**Input data**
* begin *

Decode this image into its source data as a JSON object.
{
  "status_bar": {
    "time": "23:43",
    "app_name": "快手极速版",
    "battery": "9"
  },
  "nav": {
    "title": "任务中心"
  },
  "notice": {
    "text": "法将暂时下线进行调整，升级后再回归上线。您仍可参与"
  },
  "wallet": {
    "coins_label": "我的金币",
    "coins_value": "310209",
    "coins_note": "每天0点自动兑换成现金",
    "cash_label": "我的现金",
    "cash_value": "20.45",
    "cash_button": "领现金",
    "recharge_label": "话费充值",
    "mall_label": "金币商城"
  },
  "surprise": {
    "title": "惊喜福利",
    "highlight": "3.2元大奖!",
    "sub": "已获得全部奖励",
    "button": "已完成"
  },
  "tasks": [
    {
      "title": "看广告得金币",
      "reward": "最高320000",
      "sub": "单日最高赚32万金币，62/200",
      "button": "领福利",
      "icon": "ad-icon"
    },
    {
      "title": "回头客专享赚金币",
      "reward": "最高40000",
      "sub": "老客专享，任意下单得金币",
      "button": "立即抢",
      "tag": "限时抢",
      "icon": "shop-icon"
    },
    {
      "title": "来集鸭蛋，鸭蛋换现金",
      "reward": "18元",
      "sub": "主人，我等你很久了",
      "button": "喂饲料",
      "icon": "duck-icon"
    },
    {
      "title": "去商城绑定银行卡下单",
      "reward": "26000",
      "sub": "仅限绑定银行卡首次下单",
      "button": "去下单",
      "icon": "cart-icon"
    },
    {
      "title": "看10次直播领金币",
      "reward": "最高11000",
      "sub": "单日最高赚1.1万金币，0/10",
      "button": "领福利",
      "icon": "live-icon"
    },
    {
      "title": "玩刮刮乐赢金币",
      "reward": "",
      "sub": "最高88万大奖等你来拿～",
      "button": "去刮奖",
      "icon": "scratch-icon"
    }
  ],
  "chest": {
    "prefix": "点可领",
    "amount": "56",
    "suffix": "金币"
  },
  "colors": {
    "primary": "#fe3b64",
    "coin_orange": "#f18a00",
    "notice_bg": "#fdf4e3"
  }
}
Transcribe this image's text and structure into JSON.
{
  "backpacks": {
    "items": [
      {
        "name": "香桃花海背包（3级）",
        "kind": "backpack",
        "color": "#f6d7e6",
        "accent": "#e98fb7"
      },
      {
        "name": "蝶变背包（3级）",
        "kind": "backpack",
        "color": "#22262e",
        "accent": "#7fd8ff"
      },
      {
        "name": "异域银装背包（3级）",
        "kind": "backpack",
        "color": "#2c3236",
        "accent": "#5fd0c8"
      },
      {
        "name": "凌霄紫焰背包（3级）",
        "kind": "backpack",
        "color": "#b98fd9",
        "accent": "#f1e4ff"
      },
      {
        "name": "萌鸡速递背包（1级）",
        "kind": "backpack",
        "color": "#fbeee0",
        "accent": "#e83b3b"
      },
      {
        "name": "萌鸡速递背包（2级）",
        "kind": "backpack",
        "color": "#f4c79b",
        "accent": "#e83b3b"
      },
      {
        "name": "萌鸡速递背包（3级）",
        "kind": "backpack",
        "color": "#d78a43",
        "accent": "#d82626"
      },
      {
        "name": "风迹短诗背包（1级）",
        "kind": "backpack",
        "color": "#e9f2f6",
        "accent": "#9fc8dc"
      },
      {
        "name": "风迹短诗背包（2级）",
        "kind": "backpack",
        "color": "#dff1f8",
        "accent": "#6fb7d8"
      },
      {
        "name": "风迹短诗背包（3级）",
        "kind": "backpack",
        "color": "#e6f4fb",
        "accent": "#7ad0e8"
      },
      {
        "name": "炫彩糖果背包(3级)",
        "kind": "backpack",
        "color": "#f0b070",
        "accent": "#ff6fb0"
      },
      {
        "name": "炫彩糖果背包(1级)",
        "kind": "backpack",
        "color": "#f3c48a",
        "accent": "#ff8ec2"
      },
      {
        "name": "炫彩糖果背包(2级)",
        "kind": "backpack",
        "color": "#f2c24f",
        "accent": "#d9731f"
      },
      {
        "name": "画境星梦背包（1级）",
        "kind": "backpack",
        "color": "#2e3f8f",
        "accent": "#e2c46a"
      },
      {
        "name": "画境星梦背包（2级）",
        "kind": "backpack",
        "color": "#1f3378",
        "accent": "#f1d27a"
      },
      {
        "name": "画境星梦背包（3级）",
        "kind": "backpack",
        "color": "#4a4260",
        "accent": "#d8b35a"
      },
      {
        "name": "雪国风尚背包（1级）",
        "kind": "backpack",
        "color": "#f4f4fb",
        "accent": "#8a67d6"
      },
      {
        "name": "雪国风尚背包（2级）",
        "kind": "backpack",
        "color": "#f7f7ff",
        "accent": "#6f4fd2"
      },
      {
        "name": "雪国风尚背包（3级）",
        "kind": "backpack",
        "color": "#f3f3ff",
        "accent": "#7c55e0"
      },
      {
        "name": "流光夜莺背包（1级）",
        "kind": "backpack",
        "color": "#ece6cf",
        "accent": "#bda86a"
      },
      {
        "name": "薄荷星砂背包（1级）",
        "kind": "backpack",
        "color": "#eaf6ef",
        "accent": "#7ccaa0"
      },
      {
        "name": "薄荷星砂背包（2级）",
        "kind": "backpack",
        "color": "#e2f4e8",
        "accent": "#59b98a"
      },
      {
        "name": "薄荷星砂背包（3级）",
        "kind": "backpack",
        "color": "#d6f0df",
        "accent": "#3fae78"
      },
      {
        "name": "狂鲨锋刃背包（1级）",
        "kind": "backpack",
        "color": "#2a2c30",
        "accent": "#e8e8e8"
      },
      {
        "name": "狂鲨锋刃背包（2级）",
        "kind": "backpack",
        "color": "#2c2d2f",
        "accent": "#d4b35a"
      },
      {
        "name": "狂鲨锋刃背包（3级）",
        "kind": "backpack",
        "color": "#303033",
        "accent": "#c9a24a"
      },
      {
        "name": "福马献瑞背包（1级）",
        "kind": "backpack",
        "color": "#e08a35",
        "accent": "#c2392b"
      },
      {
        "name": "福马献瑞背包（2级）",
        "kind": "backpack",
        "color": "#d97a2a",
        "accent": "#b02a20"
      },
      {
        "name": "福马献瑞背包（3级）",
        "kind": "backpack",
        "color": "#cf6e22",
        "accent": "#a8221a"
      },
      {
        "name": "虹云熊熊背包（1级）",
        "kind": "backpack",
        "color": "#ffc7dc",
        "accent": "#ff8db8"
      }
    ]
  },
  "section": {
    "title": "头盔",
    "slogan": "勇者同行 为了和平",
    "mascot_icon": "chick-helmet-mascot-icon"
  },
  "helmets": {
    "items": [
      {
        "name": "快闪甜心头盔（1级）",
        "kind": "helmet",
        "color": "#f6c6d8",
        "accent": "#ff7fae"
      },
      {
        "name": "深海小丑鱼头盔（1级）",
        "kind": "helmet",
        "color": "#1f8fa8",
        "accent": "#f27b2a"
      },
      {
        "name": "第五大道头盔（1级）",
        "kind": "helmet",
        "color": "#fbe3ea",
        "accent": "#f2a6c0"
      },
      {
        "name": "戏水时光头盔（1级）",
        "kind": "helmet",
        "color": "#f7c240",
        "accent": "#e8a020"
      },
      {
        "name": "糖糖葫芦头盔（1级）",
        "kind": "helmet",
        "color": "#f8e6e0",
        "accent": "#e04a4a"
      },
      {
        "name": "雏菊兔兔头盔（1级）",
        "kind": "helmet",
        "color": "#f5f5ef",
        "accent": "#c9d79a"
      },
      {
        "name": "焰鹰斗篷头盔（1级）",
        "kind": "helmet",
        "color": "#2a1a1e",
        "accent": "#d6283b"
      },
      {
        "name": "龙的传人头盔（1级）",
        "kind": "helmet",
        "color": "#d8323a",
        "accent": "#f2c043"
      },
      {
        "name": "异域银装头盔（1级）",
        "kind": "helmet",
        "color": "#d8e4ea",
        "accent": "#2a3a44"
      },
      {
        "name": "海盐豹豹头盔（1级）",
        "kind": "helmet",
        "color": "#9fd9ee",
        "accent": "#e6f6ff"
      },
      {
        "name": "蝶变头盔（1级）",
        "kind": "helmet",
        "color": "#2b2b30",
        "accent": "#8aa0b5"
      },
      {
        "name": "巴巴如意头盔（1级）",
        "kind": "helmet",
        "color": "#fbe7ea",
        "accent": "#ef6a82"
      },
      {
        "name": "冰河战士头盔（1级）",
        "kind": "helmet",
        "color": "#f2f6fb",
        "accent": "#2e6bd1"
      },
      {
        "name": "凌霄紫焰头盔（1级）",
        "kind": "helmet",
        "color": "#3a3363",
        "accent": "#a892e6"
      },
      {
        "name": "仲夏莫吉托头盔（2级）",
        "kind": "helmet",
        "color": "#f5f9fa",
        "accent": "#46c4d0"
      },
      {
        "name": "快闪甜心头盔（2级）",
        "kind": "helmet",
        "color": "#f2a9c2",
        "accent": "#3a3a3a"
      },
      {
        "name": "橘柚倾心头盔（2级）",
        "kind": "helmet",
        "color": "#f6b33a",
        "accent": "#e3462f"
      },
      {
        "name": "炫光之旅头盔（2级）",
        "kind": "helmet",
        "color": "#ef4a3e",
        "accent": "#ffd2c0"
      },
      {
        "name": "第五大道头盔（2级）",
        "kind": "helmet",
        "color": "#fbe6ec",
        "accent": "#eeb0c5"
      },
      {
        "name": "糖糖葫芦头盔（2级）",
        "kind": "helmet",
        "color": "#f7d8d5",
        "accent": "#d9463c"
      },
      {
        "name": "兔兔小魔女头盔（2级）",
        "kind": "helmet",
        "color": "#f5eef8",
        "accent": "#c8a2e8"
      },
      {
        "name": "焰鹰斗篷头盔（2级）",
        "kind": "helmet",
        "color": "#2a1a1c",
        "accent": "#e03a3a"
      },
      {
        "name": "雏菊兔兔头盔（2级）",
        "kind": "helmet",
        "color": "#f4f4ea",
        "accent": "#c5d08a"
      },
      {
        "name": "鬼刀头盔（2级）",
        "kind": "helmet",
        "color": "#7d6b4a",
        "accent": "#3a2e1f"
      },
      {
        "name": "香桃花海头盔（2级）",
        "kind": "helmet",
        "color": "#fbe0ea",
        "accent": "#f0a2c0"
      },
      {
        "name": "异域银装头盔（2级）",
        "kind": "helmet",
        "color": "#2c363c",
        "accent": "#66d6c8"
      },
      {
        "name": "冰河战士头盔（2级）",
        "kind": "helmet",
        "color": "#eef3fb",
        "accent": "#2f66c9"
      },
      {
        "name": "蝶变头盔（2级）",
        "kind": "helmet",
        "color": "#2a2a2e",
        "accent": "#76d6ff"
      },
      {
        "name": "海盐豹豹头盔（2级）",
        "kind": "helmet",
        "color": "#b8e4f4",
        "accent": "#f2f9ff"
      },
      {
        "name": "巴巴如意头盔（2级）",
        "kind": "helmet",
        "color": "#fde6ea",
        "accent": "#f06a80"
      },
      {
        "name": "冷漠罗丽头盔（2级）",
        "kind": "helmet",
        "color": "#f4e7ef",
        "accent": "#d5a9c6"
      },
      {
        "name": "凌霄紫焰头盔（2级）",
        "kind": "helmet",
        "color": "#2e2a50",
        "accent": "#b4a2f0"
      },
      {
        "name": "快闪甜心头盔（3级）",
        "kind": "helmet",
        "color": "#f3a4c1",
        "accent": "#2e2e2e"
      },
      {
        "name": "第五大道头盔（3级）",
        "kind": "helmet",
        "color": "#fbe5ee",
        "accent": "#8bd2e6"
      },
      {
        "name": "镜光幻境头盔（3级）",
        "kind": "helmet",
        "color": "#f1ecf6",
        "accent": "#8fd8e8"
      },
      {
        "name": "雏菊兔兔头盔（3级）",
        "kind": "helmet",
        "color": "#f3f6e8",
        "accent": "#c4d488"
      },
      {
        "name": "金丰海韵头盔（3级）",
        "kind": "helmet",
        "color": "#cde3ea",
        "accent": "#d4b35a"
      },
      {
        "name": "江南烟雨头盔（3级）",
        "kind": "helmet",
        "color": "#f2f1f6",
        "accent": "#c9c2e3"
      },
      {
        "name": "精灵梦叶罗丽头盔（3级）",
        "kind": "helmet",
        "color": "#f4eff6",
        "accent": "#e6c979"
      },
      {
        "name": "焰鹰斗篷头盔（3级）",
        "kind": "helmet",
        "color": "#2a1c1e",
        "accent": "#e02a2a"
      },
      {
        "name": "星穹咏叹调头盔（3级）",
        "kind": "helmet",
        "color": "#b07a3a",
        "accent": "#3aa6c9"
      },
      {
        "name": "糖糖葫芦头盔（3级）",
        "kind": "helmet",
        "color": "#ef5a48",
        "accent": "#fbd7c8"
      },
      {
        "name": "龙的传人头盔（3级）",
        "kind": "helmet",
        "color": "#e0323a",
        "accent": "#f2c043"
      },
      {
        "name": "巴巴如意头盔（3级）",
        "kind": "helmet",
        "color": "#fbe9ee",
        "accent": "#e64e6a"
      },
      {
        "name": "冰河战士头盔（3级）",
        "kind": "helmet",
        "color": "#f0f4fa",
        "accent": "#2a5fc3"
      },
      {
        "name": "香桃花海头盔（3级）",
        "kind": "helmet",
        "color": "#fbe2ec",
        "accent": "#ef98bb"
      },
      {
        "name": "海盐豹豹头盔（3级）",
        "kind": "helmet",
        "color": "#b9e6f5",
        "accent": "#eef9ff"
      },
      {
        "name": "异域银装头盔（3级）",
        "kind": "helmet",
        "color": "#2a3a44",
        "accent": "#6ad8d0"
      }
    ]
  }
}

* end *

Single out each line of the records above with the string "萌鸡速递背包" in it, and copy it.

        "name": "萌鸡速递背包（1级）",
        "name": "萌鸡速递背包（2级）",
        "name": "萌鸡速递背包（3级）",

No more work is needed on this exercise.